REQUIRED WORK =
Search the records that follow and extract every line containing the string "subtitle".

(Items from a data source)
**********
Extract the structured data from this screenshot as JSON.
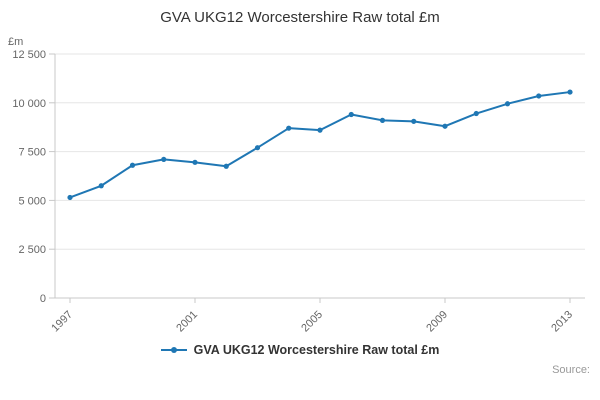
{
  "title": "GVA UKG12 Worcestershire Raw total £m",
  "legend": {
    "label": "GVA UKG12 Worcestershire Raw total £m"
  },
  "source": {
    "label": "Source:"
  },
  "colors": {
    "line": "#1f77b4",
    "grid": "#e6e6e6",
    "axis": "#c8c8c8",
    "tick_text": "#666666",
    "title": "#333333"
  },
  "chart_data": {
    "type": "line",
    "title": "GVA UKG12 Worcestershire Raw total £m",
    "xlabel": "",
    "ylabel": "£m",
    "x": [
      1997,
      1998,
      1999,
      2000,
      2001,
      2002,
      2003,
      2004,
      2005,
      2006,
      2007,
      2008,
      2009,
      2010,
      2011,
      2012,
      2013
    ],
    "series": [
      {
        "name": "GVA UKG12 Worcestershire Raw total £m",
        "values": [
          5150,
          5750,
          6800,
          7100,
          6950,
          6750,
          7700,
          8700,
          8600,
          9400,
          9100,
          9050,
          8800,
          9450,
          9950,
          10350,
          10550
        ]
      }
    ],
    "ylim": [
      0,
      12500
    ],
    "yticks": [
      0,
      2500,
      5000,
      7500,
      10000,
      12500
    ],
    "ytick_labels": [
      "0",
      "2 500",
      "5 000",
      "7 500",
      "10 000",
      "12 500"
    ],
    "xticks": [
      1997,
      2001,
      2005,
      2009,
      2013
    ],
    "grid": true,
    "legend_position": "bottom",
    "marker": "circle"
  }
}
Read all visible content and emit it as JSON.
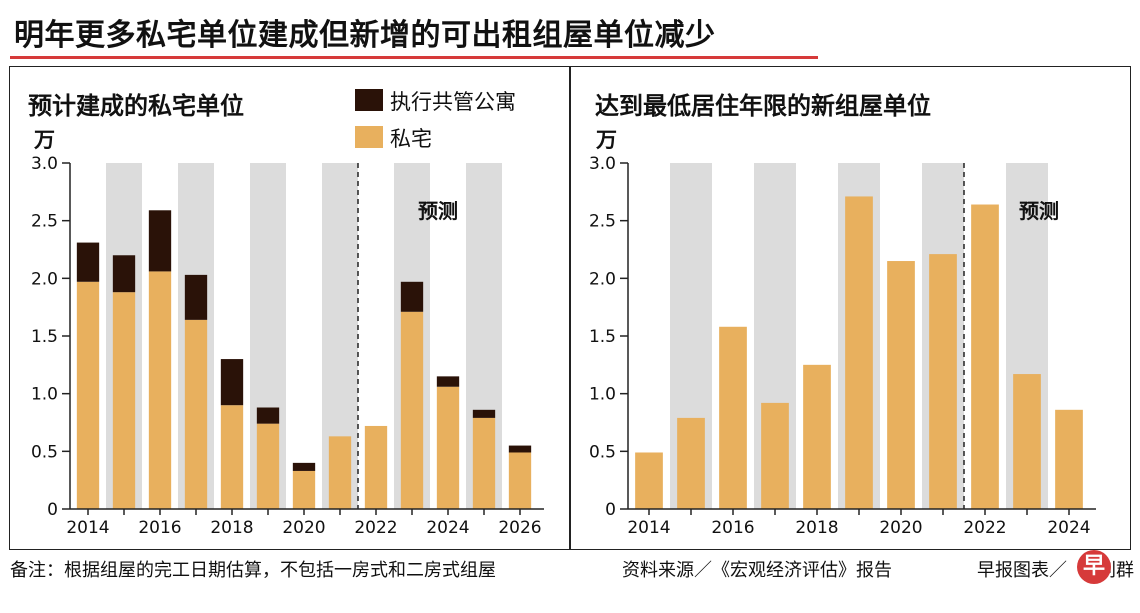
{
  "title": "明年更多私宅单位建成但新增的可出租组屋单位减少",
  "colors": {
    "accent": "#d63a3a",
    "private": "#e8b05e",
    "ec": "#2a1208",
    "band": "#dcdcdc"
  },
  "left_panel": {
    "subtitle": "预计建成的私宅单位",
    "unit": "万",
    "legend": [
      {
        "label": "执行共管公寓",
        "color": "#2a1208"
      },
      {
        "label": "私宅",
        "color": "#e8b05e"
      }
    ]
  },
  "right_panel": {
    "subtitle": "达到最低居住年限的新组屋单位",
    "unit": "万"
  },
  "footer": {
    "note": "备注：根据组屋的完工日期估算，不包括一房式和二房式组屋",
    "source": "资料来源／《宏观经济评估》报告",
    "credit": "早报图表／",
    "credit_tail": "刘群",
    "logo_char": "早"
  },
  "chart_data": [
    {
      "type": "bar",
      "stacked": true,
      "title": "预计建成的私宅单位",
      "ylabel": "万",
      "ylim": [
        0,
        3.0
      ],
      "yticks": [
        "0",
        "0.5",
        "1.0",
        "1.5",
        "2.0",
        "2.5",
        "3.0"
      ],
      "categories": [
        "2014",
        "2015",
        "2016",
        "2017",
        "2018",
        "2019",
        "2020",
        "2021",
        "2022",
        "2023",
        "2024",
        "2025",
        "2026"
      ],
      "xtick_labels": [
        "2014",
        "",
        "2016",
        "",
        "2018",
        "",
        "2020",
        "",
        "2022",
        "",
        "2024",
        "",
        "2026"
      ],
      "series": [
        {
          "name": "私宅",
          "values": [
            1.97,
            1.88,
            2.06,
            1.64,
            0.9,
            0.74,
            0.33,
            0.63,
            0.72,
            1.71,
            1.06,
            0.79,
            0.49
          ]
        },
        {
          "name": "执行共管公寓",
          "values": [
            0.34,
            0.32,
            0.53,
            0.39,
            0.4,
            0.14,
            0.07,
            0.0,
            0.0,
            0.26,
            0.09,
            0.07,
            0.06
          ]
        }
      ],
      "forecast_from_index": 8,
      "forecast_label": "预测"
    },
    {
      "type": "bar",
      "title": "达到最低居住年限的新组屋单位",
      "ylabel": "万",
      "ylim": [
        0,
        3.0
      ],
      "yticks": [
        "0",
        "0.5",
        "1.0",
        "1.5",
        "2.0",
        "2.5",
        "3.0"
      ],
      "categories": [
        "2014",
        "2015",
        "2016",
        "2017",
        "2018",
        "2019",
        "2020",
        "2021",
        "2022",
        "2023",
        "2024"
      ],
      "xtick_labels": [
        "2014",
        "",
        "2016",
        "",
        "2018",
        "",
        "2020",
        "",
        "2022",
        "",
        "2024"
      ],
      "values": [
        0.49,
        0.79,
        1.58,
        0.92,
        1.25,
        2.71,
        2.15,
        2.21,
        2.64,
        1.17,
        0.86
      ],
      "forecast_from_index": 8,
      "forecast_label": "预测"
    }
  ]
}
**********
WRITTEN RESPONSE =
    "subtitle": "预计建成的私宅单位",
    "subtitle": "达到最低居住年限的新组屋单位",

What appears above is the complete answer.